▸ PROBLEM
Search the records for the word "active" and pick out every line that has it.

⟨

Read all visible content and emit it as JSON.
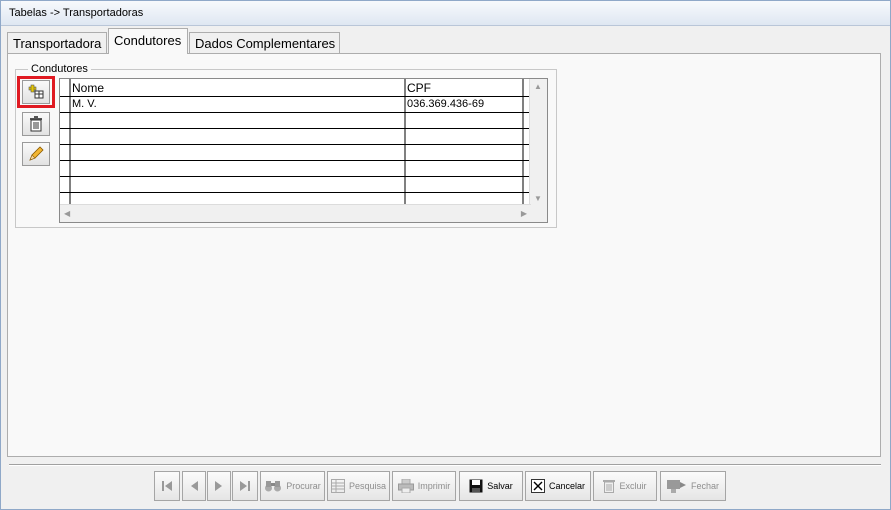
{
  "window": {
    "title": "Tabelas -> Transportadoras"
  },
  "tabs": [
    {
      "label": "Transportadora",
      "active": false
    },
    {
      "label": "Condutores",
      "active": true
    },
    {
      "label": "Dados Complementares",
      "active": false
    }
  ],
  "condutores": {
    "group_label": "Condutores",
    "columns": [
      "Nome",
      "CPF"
    ],
    "rows": [
      {
        "nome": "M. V.",
        "cpf": "036.369.436-69"
      }
    ],
    "side_buttons": [
      {
        "icon": "add-record-icon"
      },
      {
        "icon": "trash-icon"
      },
      {
        "icon": "pencil-icon"
      }
    ]
  },
  "toolbar": {
    "procurar": "Procurar",
    "pesquisa": "Pesquisa",
    "imprimir": "Imprimir",
    "salvar": "Salvar",
    "cancelar": "Cancelar",
    "excluir": "Excluir",
    "fechar": "Fechar"
  },
  "colors": {
    "highlight": "#e01a22",
    "disabled_text": "#8e8e8e"
  }
}
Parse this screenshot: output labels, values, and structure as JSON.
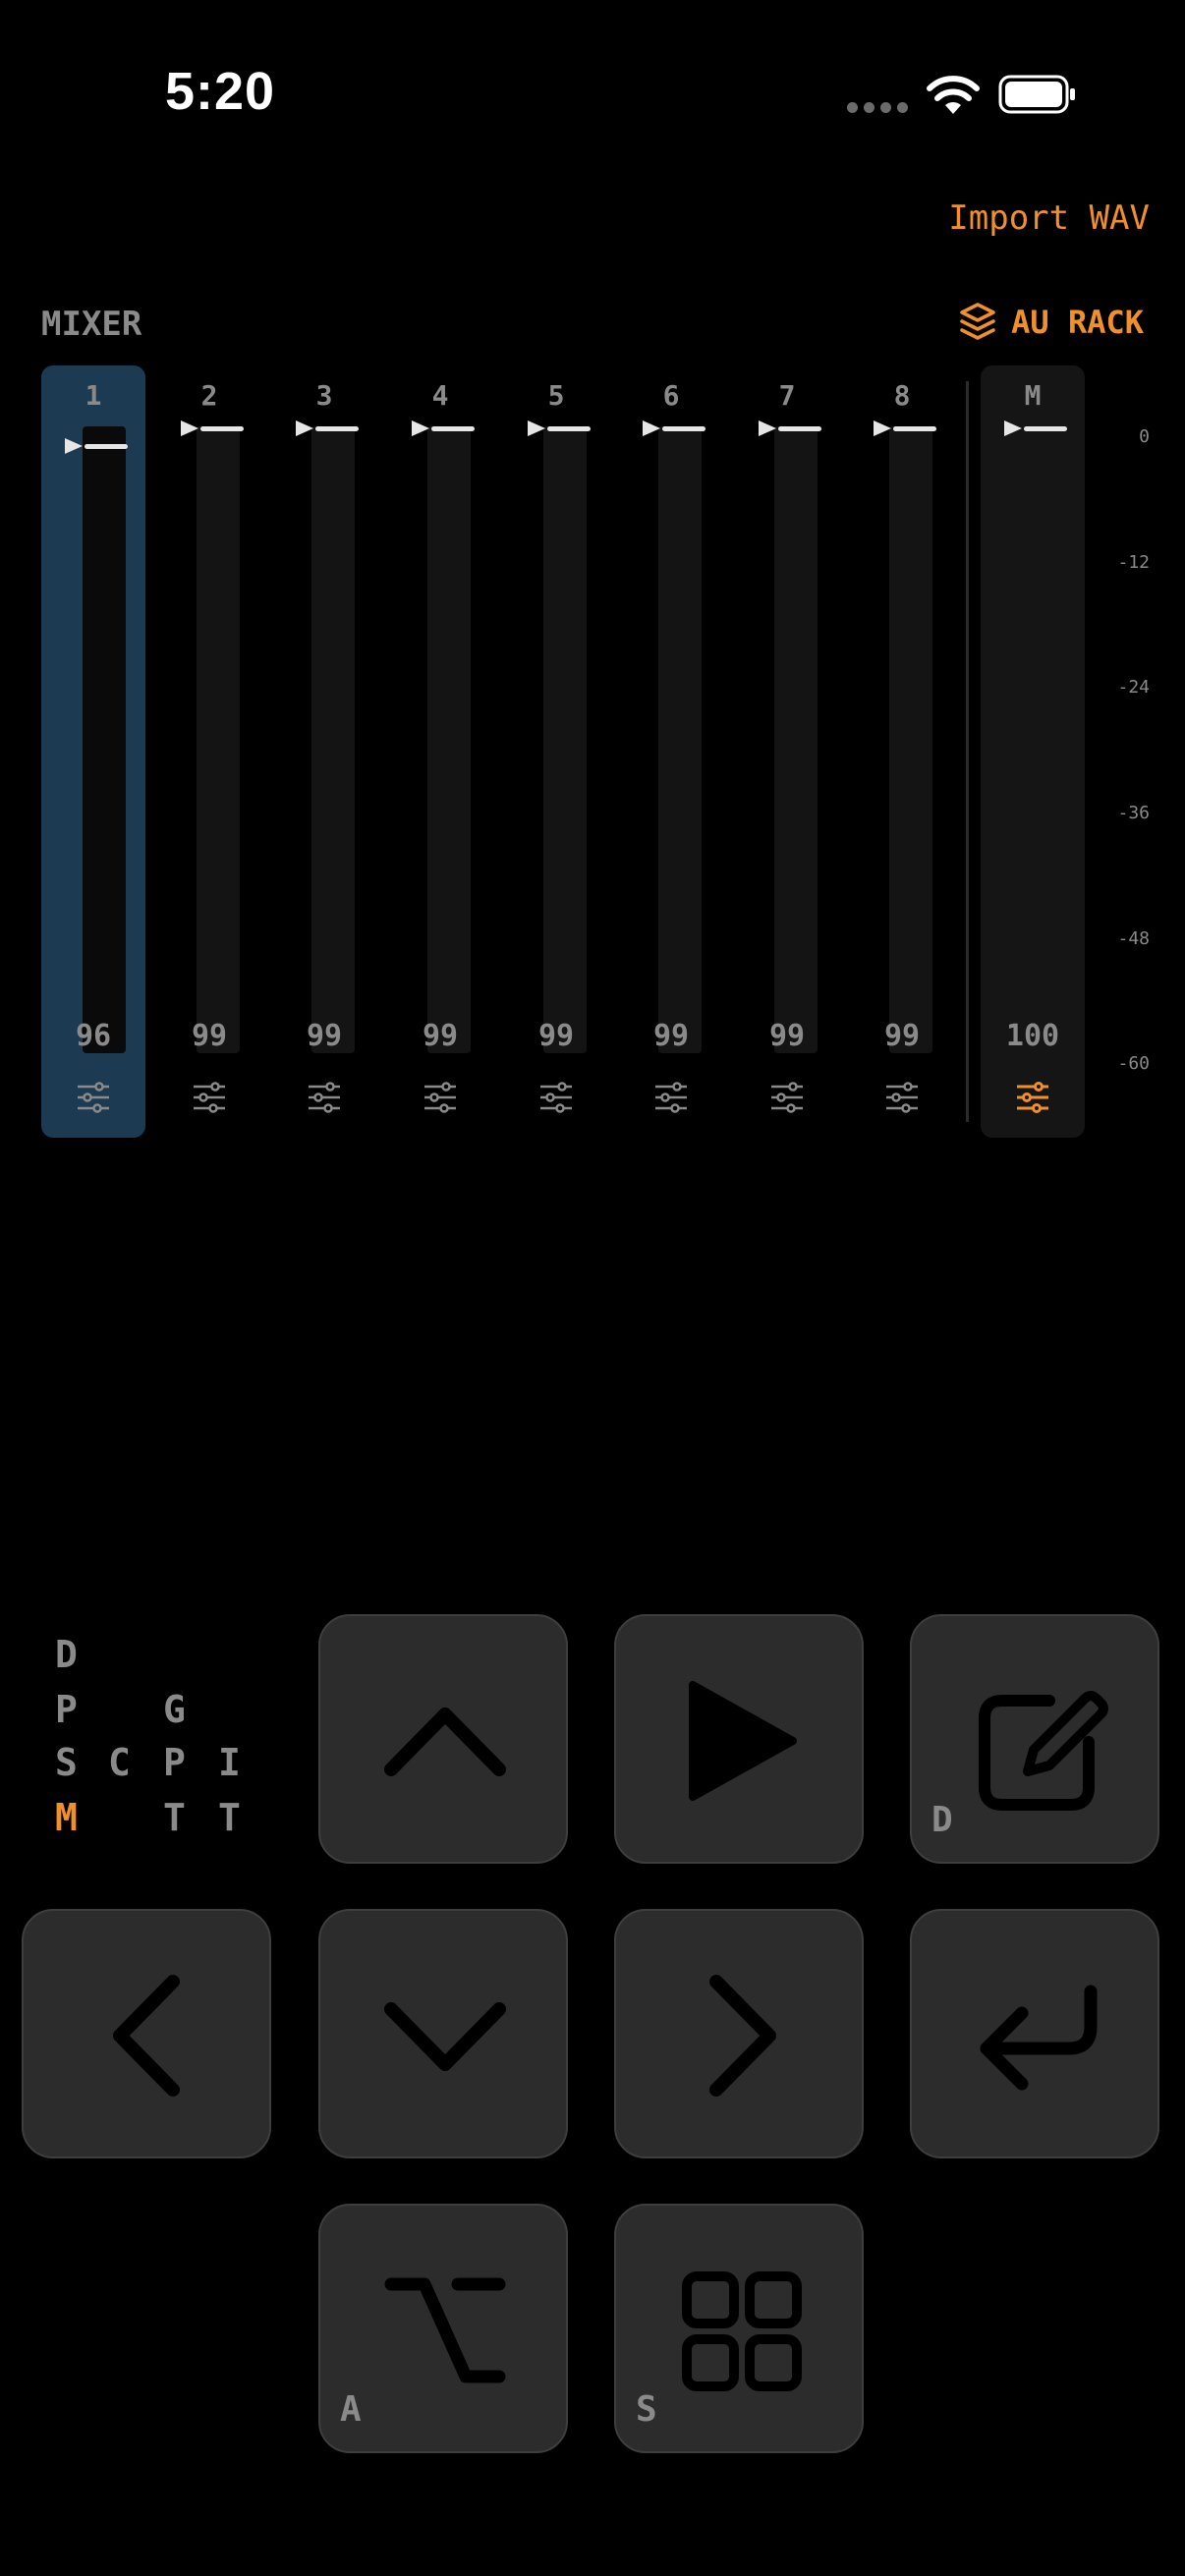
{
  "status": {
    "time": "5:20"
  },
  "header": {
    "import_label": "Import WAV"
  },
  "mixer": {
    "title": "MIXER",
    "au_rack_label": "AU RACK",
    "channels": [
      {
        "label": "1",
        "value": "96"
      },
      {
        "label": "2",
        "value": "99"
      },
      {
        "label": "3",
        "value": "99"
      },
      {
        "label": "4",
        "value": "99"
      },
      {
        "label": "5",
        "value": "99"
      },
      {
        "label": "6",
        "value": "99"
      },
      {
        "label": "7",
        "value": "99"
      },
      {
        "label": "8",
        "value": "99"
      }
    ],
    "master": {
      "label": "M",
      "value": "100"
    },
    "db_scale": [
      "0",
      "-12",
      "-24",
      "-36",
      "-48",
      "-60"
    ],
    "selected_channel": "1"
  },
  "modes": {
    "col1": [
      "D",
      "P",
      "S",
      "M"
    ],
    "col2": [
      "C"
    ],
    "col3": [
      "G",
      "P",
      "T"
    ],
    "col4": [
      "I",
      "T"
    ],
    "active": "M"
  },
  "keypad": {
    "up": {
      "icon": "chevron-up-icon"
    },
    "play": {
      "icon": "play-icon"
    },
    "edit": {
      "icon": "edit-icon",
      "hint": "D"
    },
    "left": {
      "icon": "chevron-left-icon"
    },
    "down": {
      "icon": "chevron-down-icon"
    },
    "right": {
      "icon": "chevron-right-icon"
    },
    "enter": {
      "icon": "return-icon"
    },
    "option": {
      "icon": "option-key-icon",
      "hint": "A"
    },
    "grid": {
      "icon": "grid-icon",
      "hint": "S"
    }
  },
  "colors": {
    "accent": "#f0902a",
    "selected_strip": "#1c3a52",
    "key_bg": "#2c2c2c",
    "text_dim": "#8a8a8a"
  }
}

⟩

▸ THE RESPONSE
      "active": false
      "active": true
      "active": false
    "active": "M"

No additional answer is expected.